══ Entries

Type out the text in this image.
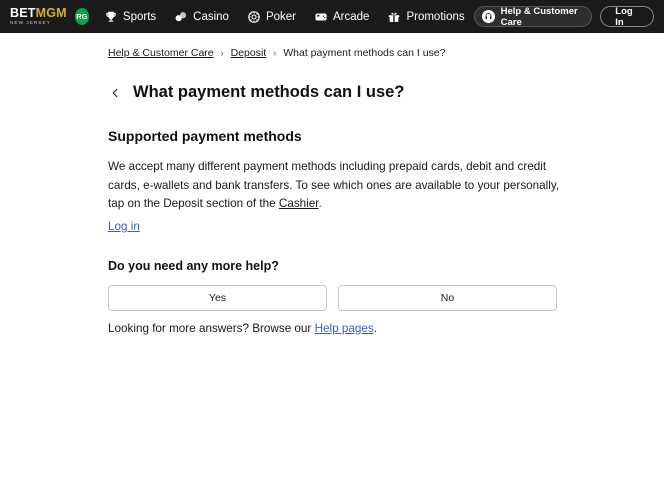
BETMGM
NEW JERSEY
RG	Sports	Casino	Poker	Arcade	Promotions	Help & Customer Care
Log In
Help & Customer Care › Deposit › What payment methods can I use?
What payment methods can I use?
Supported payment methods

We accept many different payment methods including prepaid cards, debit and credit cards, e-wallets and bank transfers. To see which ones are available to your personally, tap on the Deposit section of the Cashier.

Log in
Do you need any more help?
Yes	No
Looking for more answers? Browse our Help pages.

════

Task prompt:
Copy each line in the data that holds the word "payment".

Answer to this task:
Help & Customer Care › Deposit › What payment methods can I use?
What payment methods can I use?
Supported payment methods
We accept many different payment methods including prepaid cards, debit and credit cards, e-wallets and bank transfers. To see which ones are available to your personally, tap on the Deposit section of the Cashier.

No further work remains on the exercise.